[[ READING PASSAGE open ]]

The surprising cost of a pilot light (waakvlam)

We have a low energy bill. This is the case because we've done quite a lot of work in our home to improve the insulation so that our central heating rarely comes on, and we've tackled our electricity consumption by installing solar panels. However, we've not yet done anything to the gas equipment in our home which was already here when we moved in 12 years ago, in part because until now it's not been easy to tell which piece of equipment used most gas so should be targeted first.

While we've had a smart electricity meter for almost a year now, and I've used a plug in measuring device for much longer to check which appliances had higher than expected consumption, our energy company didn't install a smart gas meter until a week ago. The old meter was not easy to read for small levels of usage. But the new meter has made it easy to find out something which I had long wondered about: How much of our not very high gas consumption was wasted to no effect.
The new gas meter. Since installation we've burnt 5.725 cubic metres of gas.
The gas water heater
How much gas does a pilot light (waakvlam) use ?
Our house has three devices which run on gas: The gas hob in the kitchen, the central heating boiler and a separate water heater which heats water only for the shower, bath and bathroom sink.

The water heater is really old. Old enough to use a pilot light (waakvlam) instead of starting itself with an electronic igniter whenever hot water is required.

If you're unfamiliar with what that means, there is a very small flame which burns continuously, 24 hours a day, 365 days a year, just waiting for someone to turn on the hot tap so that it can be used to ignite a much larger flame to heat water.

In the past I've asked several people who work for the gas company, or otherwise seem to know about gas appliances how much gas is used by such a flame and I've always been re-assured that it's "next to nothing", "unmeasurable" or "similar to a mobile phone charger", but I was never quite convinced. The new gas meter has allowed me to measure how much gas is being consumed and the result is surprising.

The pilot light. It's small, but any gas burnt here is wasted.
Meten is Weten. It costs how much ?

[[ READING PASSAGE closed ]]
[[ INFORMATION SUPPLIED open ]]

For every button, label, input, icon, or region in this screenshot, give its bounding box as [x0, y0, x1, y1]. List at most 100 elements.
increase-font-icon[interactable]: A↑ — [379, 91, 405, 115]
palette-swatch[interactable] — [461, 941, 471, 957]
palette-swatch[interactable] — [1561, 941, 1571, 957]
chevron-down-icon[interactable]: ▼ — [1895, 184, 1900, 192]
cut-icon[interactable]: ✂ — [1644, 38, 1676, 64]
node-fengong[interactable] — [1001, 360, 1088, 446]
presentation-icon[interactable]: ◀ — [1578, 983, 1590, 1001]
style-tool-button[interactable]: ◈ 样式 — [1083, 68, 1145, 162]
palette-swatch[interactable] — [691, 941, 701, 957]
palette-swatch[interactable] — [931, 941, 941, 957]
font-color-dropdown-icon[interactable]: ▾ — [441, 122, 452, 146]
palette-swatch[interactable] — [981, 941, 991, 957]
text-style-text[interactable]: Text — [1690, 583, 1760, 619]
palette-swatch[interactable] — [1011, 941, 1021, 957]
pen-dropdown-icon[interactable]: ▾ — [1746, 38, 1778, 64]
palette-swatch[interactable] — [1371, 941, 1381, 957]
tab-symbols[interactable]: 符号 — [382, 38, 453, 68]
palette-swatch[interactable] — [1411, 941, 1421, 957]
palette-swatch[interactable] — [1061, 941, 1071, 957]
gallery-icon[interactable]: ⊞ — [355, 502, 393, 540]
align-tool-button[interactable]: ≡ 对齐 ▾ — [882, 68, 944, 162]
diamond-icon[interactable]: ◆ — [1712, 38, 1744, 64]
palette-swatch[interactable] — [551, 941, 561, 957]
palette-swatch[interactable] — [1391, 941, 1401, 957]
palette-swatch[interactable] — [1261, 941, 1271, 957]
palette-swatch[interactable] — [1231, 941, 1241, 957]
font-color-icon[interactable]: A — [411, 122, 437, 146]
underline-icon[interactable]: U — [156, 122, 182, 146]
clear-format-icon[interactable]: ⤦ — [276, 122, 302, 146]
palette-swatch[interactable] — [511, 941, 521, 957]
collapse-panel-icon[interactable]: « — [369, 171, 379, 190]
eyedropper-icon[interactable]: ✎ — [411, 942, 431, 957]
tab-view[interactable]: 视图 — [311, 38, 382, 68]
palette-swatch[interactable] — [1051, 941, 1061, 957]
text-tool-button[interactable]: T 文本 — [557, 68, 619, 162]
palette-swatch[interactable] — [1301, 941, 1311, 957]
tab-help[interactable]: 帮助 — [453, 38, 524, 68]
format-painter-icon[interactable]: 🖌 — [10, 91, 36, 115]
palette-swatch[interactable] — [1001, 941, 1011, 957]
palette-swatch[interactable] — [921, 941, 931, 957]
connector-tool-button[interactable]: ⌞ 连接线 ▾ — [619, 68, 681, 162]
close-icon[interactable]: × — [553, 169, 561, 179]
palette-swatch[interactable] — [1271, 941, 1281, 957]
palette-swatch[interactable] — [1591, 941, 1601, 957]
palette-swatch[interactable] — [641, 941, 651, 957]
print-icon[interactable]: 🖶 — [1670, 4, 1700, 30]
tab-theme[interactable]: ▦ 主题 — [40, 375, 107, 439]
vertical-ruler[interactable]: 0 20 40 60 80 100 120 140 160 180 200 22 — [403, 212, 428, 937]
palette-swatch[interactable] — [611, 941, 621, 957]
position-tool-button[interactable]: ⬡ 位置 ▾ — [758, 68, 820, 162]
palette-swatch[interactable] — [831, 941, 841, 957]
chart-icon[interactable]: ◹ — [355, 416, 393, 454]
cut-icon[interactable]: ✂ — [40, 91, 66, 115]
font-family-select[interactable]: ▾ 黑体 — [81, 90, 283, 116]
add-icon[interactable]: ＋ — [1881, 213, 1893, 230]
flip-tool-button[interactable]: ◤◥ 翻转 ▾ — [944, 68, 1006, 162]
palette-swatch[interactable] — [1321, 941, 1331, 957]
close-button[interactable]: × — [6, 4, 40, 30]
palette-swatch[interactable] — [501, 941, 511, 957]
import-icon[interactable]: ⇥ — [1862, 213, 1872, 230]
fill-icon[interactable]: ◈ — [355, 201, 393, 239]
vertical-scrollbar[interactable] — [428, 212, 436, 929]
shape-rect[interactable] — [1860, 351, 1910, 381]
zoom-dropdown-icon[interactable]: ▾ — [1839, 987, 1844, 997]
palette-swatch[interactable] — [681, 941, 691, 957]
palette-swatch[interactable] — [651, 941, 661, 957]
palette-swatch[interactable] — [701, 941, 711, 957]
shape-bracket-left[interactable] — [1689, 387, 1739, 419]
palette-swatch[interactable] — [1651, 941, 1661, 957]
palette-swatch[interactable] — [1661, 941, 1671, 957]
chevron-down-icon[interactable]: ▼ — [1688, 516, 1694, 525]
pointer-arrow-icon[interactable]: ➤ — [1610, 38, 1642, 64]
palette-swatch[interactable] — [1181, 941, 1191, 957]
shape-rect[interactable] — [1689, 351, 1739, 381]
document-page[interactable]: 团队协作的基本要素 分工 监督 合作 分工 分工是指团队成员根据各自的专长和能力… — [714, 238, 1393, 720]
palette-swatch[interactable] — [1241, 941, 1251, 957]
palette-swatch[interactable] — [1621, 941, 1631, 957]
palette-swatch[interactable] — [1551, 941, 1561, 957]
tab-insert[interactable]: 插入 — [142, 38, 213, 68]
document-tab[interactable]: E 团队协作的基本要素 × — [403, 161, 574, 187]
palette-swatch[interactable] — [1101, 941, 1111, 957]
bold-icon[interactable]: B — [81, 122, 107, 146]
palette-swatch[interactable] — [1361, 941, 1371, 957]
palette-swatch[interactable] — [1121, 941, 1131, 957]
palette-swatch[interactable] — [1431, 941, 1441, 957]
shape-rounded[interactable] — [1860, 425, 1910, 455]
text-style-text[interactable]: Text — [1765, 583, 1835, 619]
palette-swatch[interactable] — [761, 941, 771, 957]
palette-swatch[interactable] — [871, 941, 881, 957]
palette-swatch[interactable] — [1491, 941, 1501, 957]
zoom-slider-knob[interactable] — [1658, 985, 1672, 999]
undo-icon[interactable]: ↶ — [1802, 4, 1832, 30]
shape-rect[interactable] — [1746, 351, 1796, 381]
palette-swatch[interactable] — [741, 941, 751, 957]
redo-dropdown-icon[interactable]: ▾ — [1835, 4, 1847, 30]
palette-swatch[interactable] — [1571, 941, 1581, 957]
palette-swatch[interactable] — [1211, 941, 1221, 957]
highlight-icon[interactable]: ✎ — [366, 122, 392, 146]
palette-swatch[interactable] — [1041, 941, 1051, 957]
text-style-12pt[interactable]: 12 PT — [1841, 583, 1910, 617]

[[ INFORMATION SUPPLIED closed ]]

• WHAT YOU WILL DO:
**1)** Answer these questions using the passage about the cost of a pilot light.
(a) How long ago did the writer move into the home?
(b) How much gas had been burned since the new gas meter was installed?
(c) Which three devices in the house run on gas?
**2)** Pick up the passage about the cost of a pilot light where it stops, and carry it on in the same voice.

• ANSWER SECTION:
**1)**
(a) 12 years ago.
(b) 5.725 cubic meters.
(c) The gas hob in the kitchen, the central heating boiler, and a separate water heater for the shower, bath, and bathroom sink.

**2)**
One day this week we took readings from the gas meter while avoiding using any gas appliance for 18 and a half hours so that period passed with only the pilot light burning gas. Over 18.5 hours, the meter showed that 0.283 cubic metres had been consumed. That equates to 0.366 cubic metres per day or 134 cubic metres per year.

134 cubic metres of gas isn't insignificant at all ! In fact, it turns out that in summer months our gas usage is dominated by the consumption of the pilot light, which consumes more than we use for hot water and cooking combined. Over the whole year it consumes rather more gas than we use in February to heat our home. It's an appalling waste not only of gas but also of money: That pilot light costs us nearly €90 a year to run.

Like a phone charger ?
The comparison made previously with a mobile phone charger is particularly absurd as phone chargers genuinely do consume an unmeasurably small amount of electricity when they're not in use (unplugging them is something that some people do in an obsessional way because it looks like it'll save energy, when actually the effect is almost nothing at all). But this pilot light consumes a very measurable amount of gas. 134 cubic metres of gas is equivalent to about 1340 kWh of electricity. If a phone charger used that much it would certainly be measurable. It would also add somewhat more than €100 a year to the electricity bill and the charger would be rather hot rather than cold to the touch.

The next step
Obviously this old water heater has to go. That has long been the plan because actually we'd like to get rid of gas altogether. It's not happened yet because we prioritized insulation and electricity first. But discovering how much this thing wastes has given new urgency to the plan. At the very least we need to be rid of this water heater. It appears to be possible to buy an instant electric heater for about the annual cost of the gas for this, and an electric heater would effectively cost nothing to use because it would operate on the excess electricity from our solar panels which we currently export to the grid and for which the electricity company pays us very little. So I expect to change this quite soon.